■ **Task directions**
Write out the data below in full, unchanged, minus the images.

....................

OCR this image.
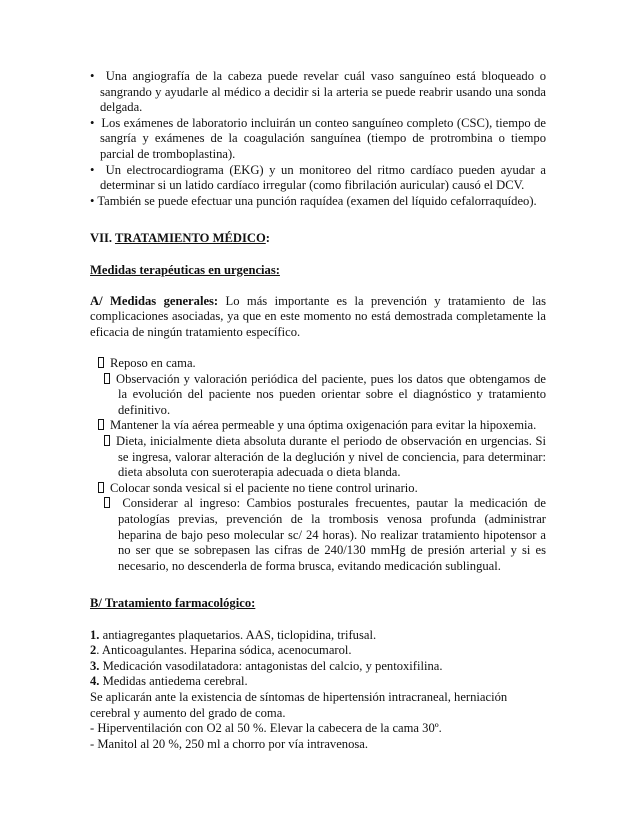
• Una angiografía de la cabeza puede revelar cuál vaso sanguíneo está bloqueado o sangrando y ayudarle al médico a decidir si la arteria se puede reabrir usando una sonda delgada.
• Los exámenes de laboratorio incluirán un conteo sanguíneo completo (CSC), tiempo de sangría y exámenes de la coagulación sanguínea (tiempo de protrombina o tiempo parcial de tromboplastina).
• Un electrocardiograma (EKG) y un monitoreo del ritmo cardíaco pueden ayudar a determinar si un latido cardíaco irregular (como fibrilación auricular) causó el DCV.
• También se puede efectuar una punción raquídea (examen del líquido cefalorraquídeo).
VII. TRATAMIENTO MÉDICO:
Medidas terapéuticas en urgencias:
A/ Medidas generales: Lo más importante es la prevención y tratamiento de las complicaciones asociadas, ya que en este momento no está demostrada completamente la eficacia de ningún tratamiento específico.
Reposo en cama.
Observación y valoración periódica del paciente, pues los datos que obtengamos de la evolución del paciente nos pueden orientar sobre el diagnóstico y tratamiento definitivo.
Mantener la vía aérea permeable y una óptima oxigenación para evitar la hipoxemia.
Dieta, inicialmente dieta absoluta durante el periodo de observación en urgencias. Si se ingresa, valorar alteración de la deglución y nivel de conciencia, para determinar: dieta absoluta con sueroterapia adecuada o dieta blanda.
Colocar sonda vesical si el paciente no tiene control urinario.
Considerar al ingreso: Cambios posturales frecuentes, pautar la medicación de patologías previas, prevención de la trombosis venosa profunda (administrar heparina de bajo peso molecular sc/ 24 horas). No realizar tratamiento hipotensor a no ser que se sobrepasen las cifras de 240/130 mmHg de presión arterial y si es necesario, no descenderla de forma brusca, evitando medicación sublingual.
B/ Tratamiento farmacológico:
1. antiagregantes plaquetarios. AAS, ticlopidina, trifusal.
2. Anticoagulantes. Heparina sódica, acenocumarol.
3. Medicación vasodilatadora: antagonistas del calcio, y pentoxifilina.
4. Medidas antiedema cerebral.
Se aplicarán ante la existencia de síntomas de hipertensión intracraneal, herniación cerebral y aumento del grado de coma.
- Hiperventilación con O2 al 50 %. Elevar la cabecera de la cama 30º.
- Manitol al 20 %, 250 ml a chorro por vía intravenosa.
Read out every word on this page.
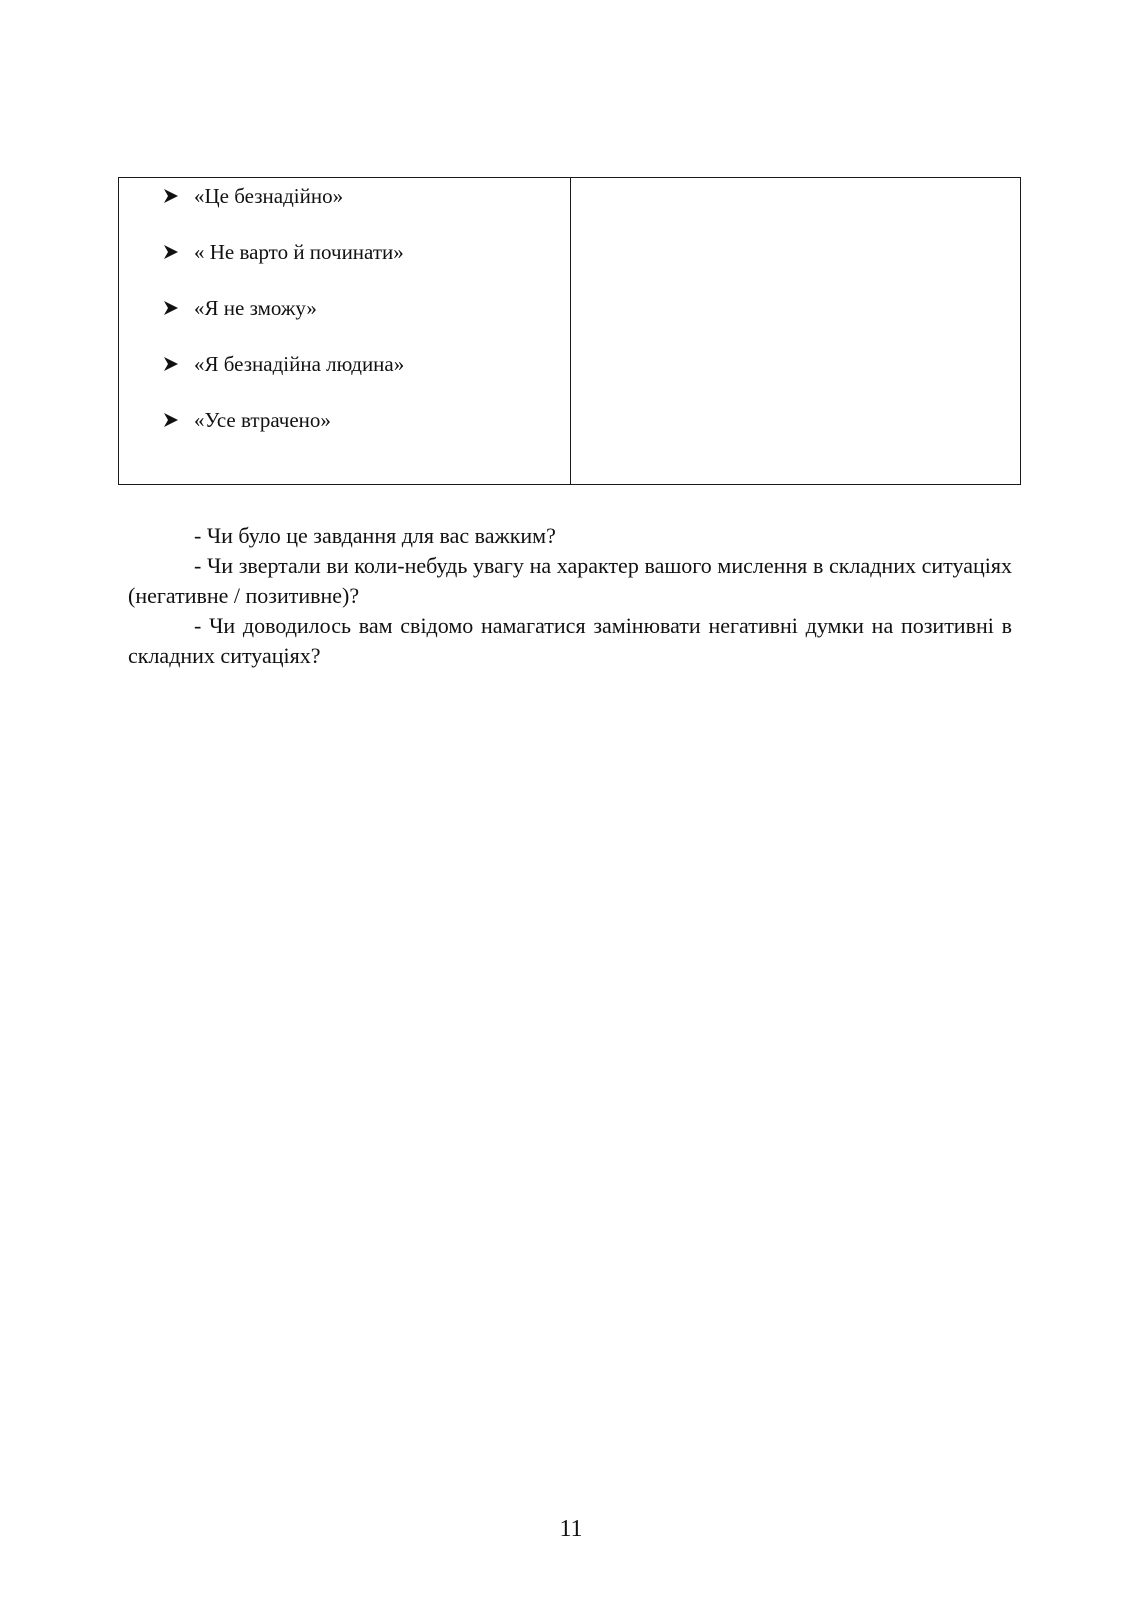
«Це безнадійно»
« Не варто й починати»
«Я не зможу»
«Я безнадійна людина»
«Усе втрачено»

- Чи було це завдання для вас важким?

- Чи звертали ви коли-небудь увагу на характер вашого мислення в складних ситуаціях (негативне / позитивне)?

- Чи доводилось вам свідомо намагатися замінювати негативні думки на позитивні в складних ситуаціях?

11
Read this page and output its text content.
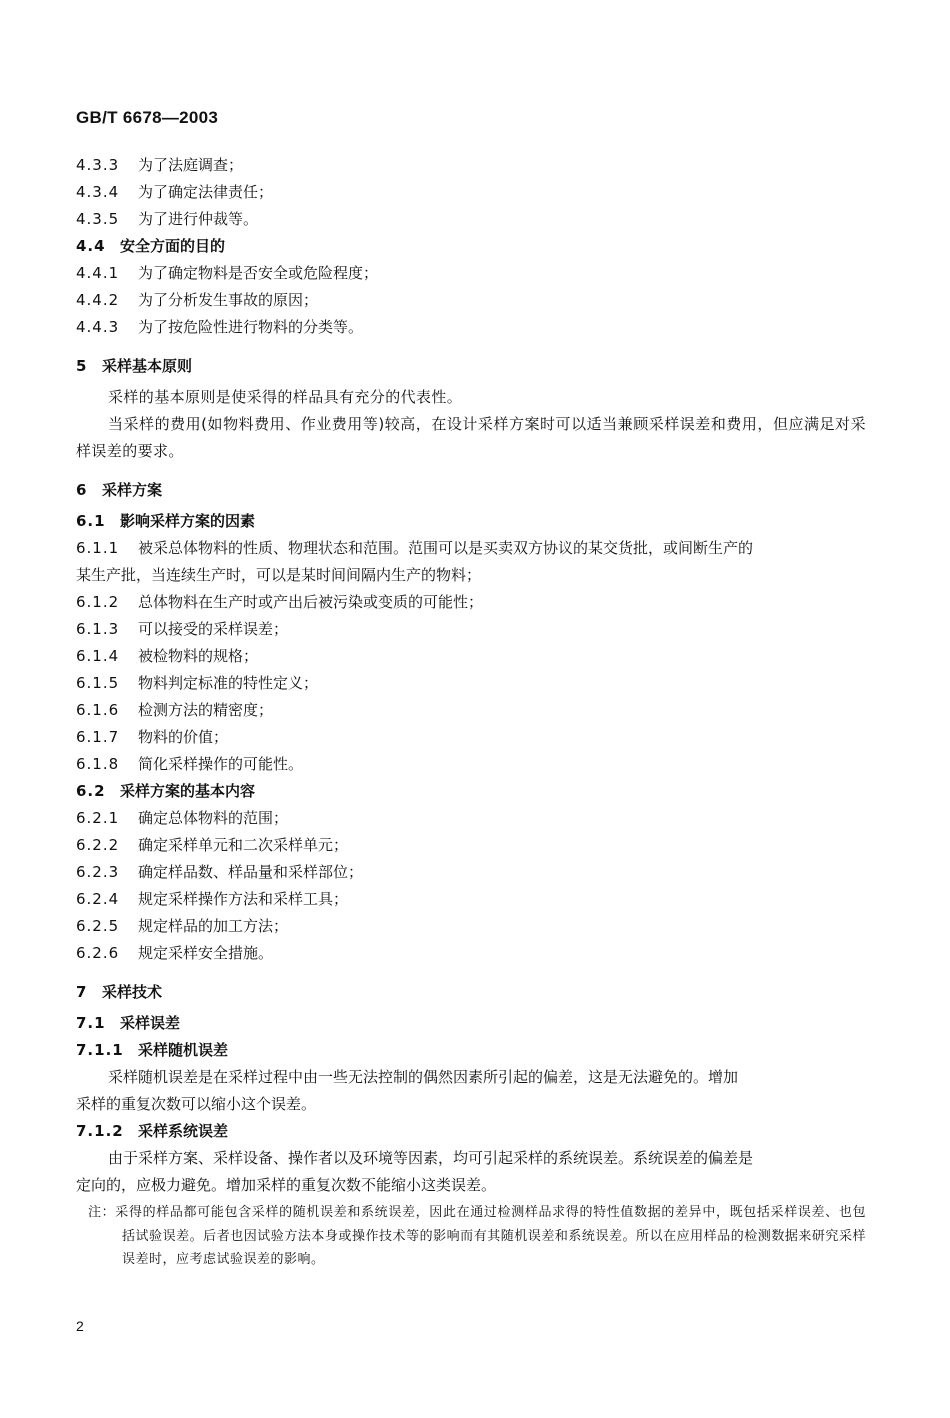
GB/T 6678—2003
4.3.3 为了法庭调查；
4.3.4 为了确定法律责任；
4.3.5 为了进行仲裁等。
4.4 安全方面的目的
4.4.1 为了确定物料是否安全或危险程度；
4.4.2 为了分析发生事故的原因；
4.4.3 为了按危险性进行物料的分类等。
5 采样基本原则
采样的基本原则是使采得的样品具有充分的代表性。
当采样的费用(如物料费用、作业费用等)较高，在设计采样方案时可以适当兼顾采样误差和费用，但应满足对采样误差的要求。
6 采样方案
6.1 影响采样方案的因素
6.1.1 被采总体物料的性质、物理状态和范围。范围可以是买卖双方协议的某交货批，或间断生产的
某生产批，当连续生产时，可以是某时间间隔内生产的物料；
6.1.2 总体物料在生产时或产出后被污染或变质的可能性；
6.1.3 可以接受的采样误差；
6.1.4 被检物料的规格；
6.1.5 物料判定标准的特性定义；
6.1.6 检测方法的精密度；
6.1.7 物料的价值；
6.1.8 简化采样操作的可能性。
6.2 采样方案的基本内容
6.2.1 确定总体物料的范围；
6.2.2 确定采样单元和二次采样单元；
6.2.3 确定样品数、样品量和采样部位；
6.2.4 规定采样操作方法和采样工具；
6.2.5 规定样品的加工方法；
6.2.6 规定采样安全措施。
7 采样技术
7.1 采样误差
7.1.1 采样随机误差
采样随机误差是在采样过程中由一些无法控制的偶然因素所引起的偏差，这是无法避免的。增加
采样的重复次数可以缩小这个误差。
7.1.2 采样系统误差
由于采样方案、采样设备、操作者以及环境等因素，均可引起采样的系统误差。系统误差的偏差是
定向的，应极力避免。增加采样的重复次数不能缩小这类误差。
注：采得的样品都可能包含采样的随机误差和系统误差，因此在通过检测样品求得的特性值数据的差异中，既包括采样误差、也包括试验误差。后者也因试验方法本身或操作技术等的影响而有其随机误差和系统误差。所以在应用样品的检测数据来研究采样误差时，应考虑试验误差的影响。
2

....................

■ **Exercise result**
OCR this image.
• Una angiografía de la cabeza puede revelar cuál vaso sanguíneo está bloqueado o sangrando y ayudarle al médico a decidir si la arteria se puede reabrir usando una sonda delgada.
• Los exámenes de laboratorio incluirán un conteo sanguíneo completo (CSC), tiempo de sangría y exámenes de la coagulación sanguínea (tiempo de protrombina o tiempo parcial de tromboplastina).
• Un electrocardiograma (EKG) y un monitoreo del ritmo cardíaco pueden ayudar a determinar si un latido cardíaco irregular (como fibrilación auricular) causó el DCV.
• También se puede efectuar una punción raquídea (examen del líquido cefalorraquídeo).
VII. TRATAMIENTO MÉDICO:
Medidas terapéuticas en urgencias:
A/ Medidas generales: Lo más importante es la prevención y tratamiento de las complicaciones asociadas, ya que en este momento no está demostrada completamente la eficacia de ningún tratamiento específico.
Reposo en cama.
Observación y valoración periódica del paciente, pues los datos que obtengamos de la evolución del paciente nos pueden orientar sobre el diagnóstico y tratamiento definitivo.
Mantener la vía aérea permeable y una óptima oxigenación para evitar la hipoxemia.
Dieta, inicialmente dieta absoluta durante el periodo de observación en urgencias. Si se ingresa, valorar alteración de la deglución y nivel de conciencia, para determinar: dieta absoluta con sueroterapia adecuada o dieta blanda.
Colocar sonda vesical si el paciente no tiene control urinario.
Considerar al ingreso: Cambios posturales frecuentes, pautar la medicación de patologías previas, prevención de la trombosis venosa profunda (administrar heparina de bajo peso molecular sc/ 24 horas). No realizar tratamiento hipotensor a no ser que se sobrepasen las cifras de 240/130 mmHg de presión arterial y si es necesario, no descenderla de forma brusca, evitando medicación sublingual.
B/ Tratamiento farmacológico:
1. antiagregantes plaquetarios. AAS, ticlopidina, trifusal.
2. Anticoagulantes. Heparina sódica, acenocumarol.
3. Medicación vasodilatadora: antagonistas del calcio, y pentoxifilina.
4. Medidas antiedema cerebral.
Se aplicarán ante la existencia de síntomas de hipertensión intracraneal, herniación cerebral y aumento del grado de coma.
- Hiperventilación con O2 al 50 %. Elevar la cabecera de la cama 30º.
- Manitol al 20 %, 250 ml a chorro por vía intravenosa.
Read out every word on this page.
«Це безнадійно»
« Не варто й починати»
«Я не зможу»
«Я безнадійна людина»
«Усе втрачено»

- Чи було це завдання для вас важким?

- Чи звертали ви коли-небудь увагу на характер вашого мислення в складних ситуаціях (негативне / позитивне)?

- Чи доводилось вам свідомо намагатися замінювати негативні думки на позитивні в складних ситуаціях?

11
Read this page and output its text content.
GB/T 6678—2003
4.3.3 为了法庭调查；
4.3.4 为了确定法律责任；
4.3.5 为了进行仲裁等。
4.4 安全方面的目的
4.4.1 为了确定物料是否安全或危险程度；
4.4.2 为了分析发生事故的原因；
4.4.3 为了按危险性进行物料的分类等。
5 采样基本原则
采样的基本原则是使采得的样品具有充分的代表性。
当采样的费用(如物料费用、作业费用等)较高，在设计采样方案时可以适当兼顾采样误差和费用，但应满足对采样误差的要求。
6 采样方案
6.1 影响采样方案的因素
6.1.1 被采总体物料的性质、物理状态和范围。范围可以是买卖双方协议的某交货批，或间断生产的
某生产批，当连续生产时，可以是某时间间隔内生产的物料；
6.1.2 总体物料在生产时或产出后被污染或变质的可能性；
6.1.3 可以接受的采样误差；
6.1.4 被检物料的规格；
6.1.5 物料判定标准的特性定义；
6.1.6 检测方法的精密度；
6.1.7 物料的价值；
6.1.8 简化采样操作的可能性。
6.2 采样方案的基本内容
6.2.1 确定总体物料的范围；
6.2.2 确定采样单元和二次采样单元；
6.2.3 确定样品数、样品量和采样部位；
6.2.4 规定采样操作方法和采样工具；
6.2.5 规定样品的加工方法；
6.2.6 规定采样安全措施。
7 采样技术
7.1 采样误差
7.1.1 采样随机误差
采样随机误差是在采样过程中由一些无法控制的偶然因素所引起的偏差，这是无法避免的。增加
采样的重复次数可以缩小这个误差。
7.1.2 采样系统误差
由于采样方案、采样设备、操作者以及环境等因素，均可引起采样的系统误差。系统误差的偏差是
定向的，应极力避免。增加采样的重复次数不能缩小这类误差。
注：采得的样品都可能包含采样的随机误差和系统误差，因此在通过检测样品求得的特性值数据的差异中，既包括采样误差、也包括试验误差。后者也因试验方法本身或操作技术等的影响而有其随机误差和系统误差。所以在应用样品的检测数据来研究采样误差时，应考虑试验误差的影响。
2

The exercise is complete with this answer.